** start TASK MATERIAL **
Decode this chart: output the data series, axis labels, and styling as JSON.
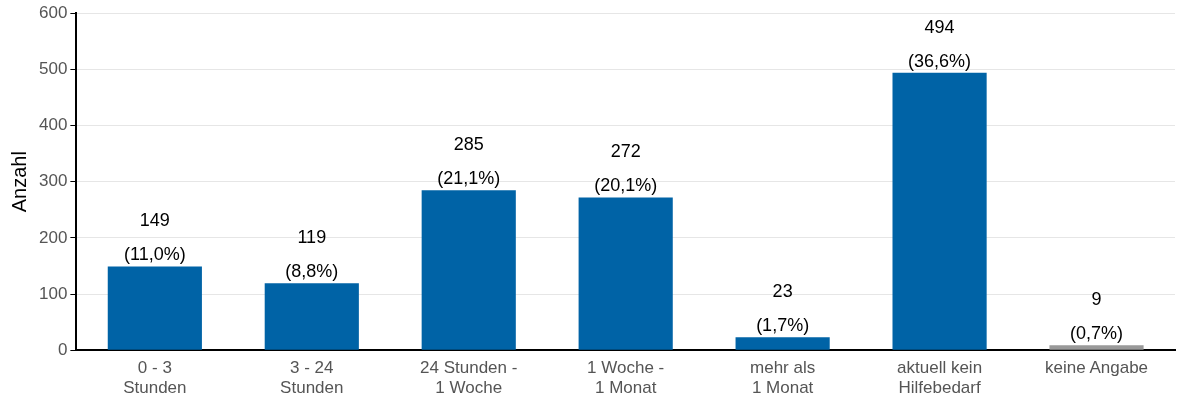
{
  "chart_data": {
    "type": "bar",
    "ylabel": "Anzahl",
    "categories": [
      "0 - 3\nStunden",
      "3 - 24\nStunden",
      "24 Stunden -\n1 Woche",
      "1 Woche -\n1 Monat",
      "mehr als\n1 Monat",
      "aktuell kein\nHilfebedarf",
      "keine Angabe"
    ],
    "values": [
      149,
      119,
      285,
      272,
      23,
      494,
      9
    ],
    "colors": [
      "#0063a6",
      "#0063a6",
      "#0063a6",
      "#0063a6",
      "#0063a6",
      "#0063a6",
      "#999999"
    ],
    "value_labels": [
      "149\n(11,0%)",
      "119\n(8,8%)",
      "285\n(21,1%)",
      "272\n(20,1%)",
      "23\n(1,7%)",
      "494\n(36,6%)",
      "9\n(0,7%)"
    ],
    "ylim": [
      0,
      600
    ],
    "yticks": [
      0,
      100,
      200,
      300,
      400,
      500,
      600
    ],
    "grid": "y",
    "legend": false
  }
}
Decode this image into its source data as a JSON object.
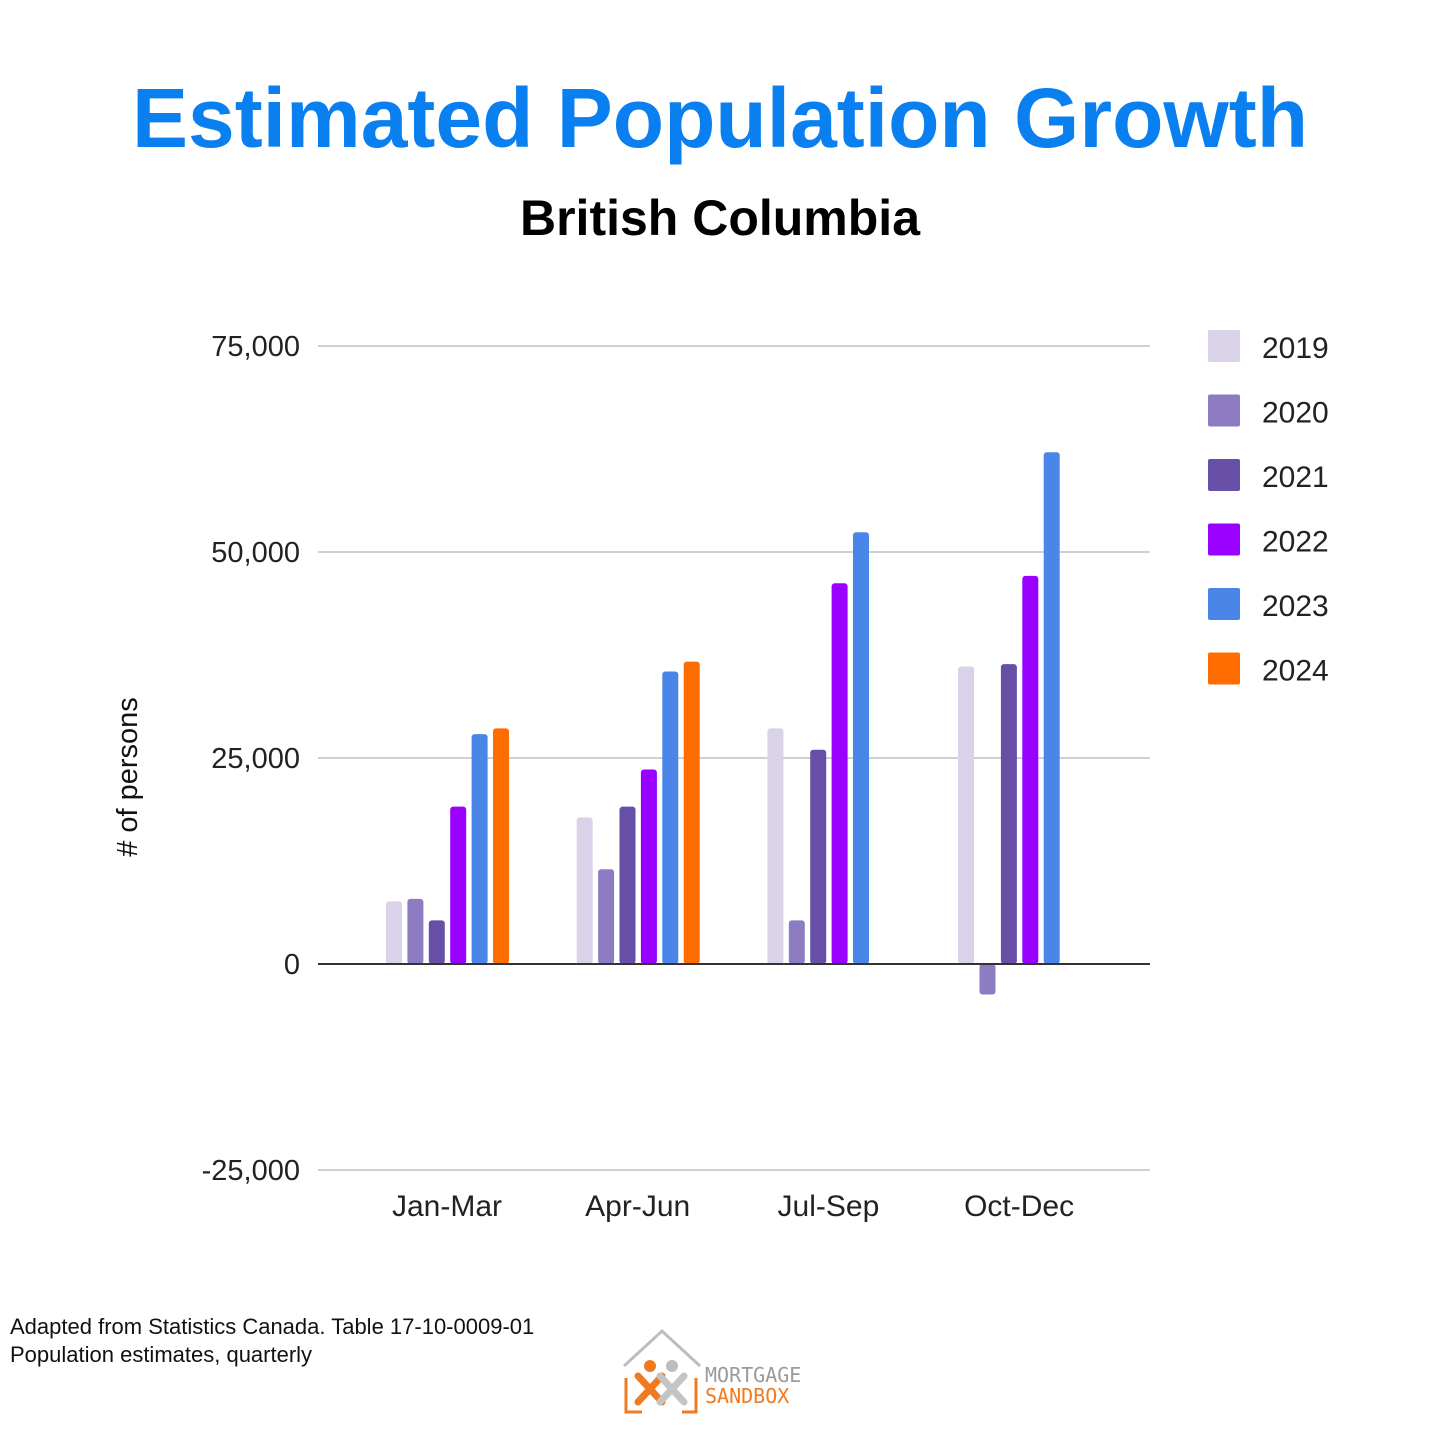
** end TASK MATERIAL **
**GIVEN REQUEST:** Your copy of the data should match it exactly, except that pictures are left out.

**TASK OUTPUT:**
Decode this chart: output the data series, axis labels, and styling as JSON.
{
  "chart_data": {
    "type": "bar",
    "ylabel": "Anzahl",
    "categories": [
      "0 - 3\nStunden",
      "3 - 24\nStunden",
      "24 Stunden -\n1 Woche",
      "1 Woche -\n1 Monat",
      "mehr als\n1 Monat",
      "aktuell kein\nHilfebedarf",
      "keine Angabe"
    ],
    "values": [
      149,
      119,
      285,
      272,
      23,
      494,
      9
    ],
    "colors": [
      "#0063a6",
      "#0063a6",
      "#0063a6",
      "#0063a6",
      "#0063a6",
      "#0063a6",
      "#999999"
    ],
    "value_labels": [
      "149\n(11,0%)",
      "119\n(8,8%)",
      "285\n(21,1%)",
      "272\n(20,1%)",
      "23\n(1,7%)",
      "494\n(36,6%)",
      "9\n(0,7%)"
    ],
    "ylim": [
      0,
      600
    ],
    "yticks": [
      0,
      100,
      200,
      300,
      400,
      500,
      600
    ],
    "grid": "y",
    "legend": false
  }
}
Decode this image into its source data as a JSON object.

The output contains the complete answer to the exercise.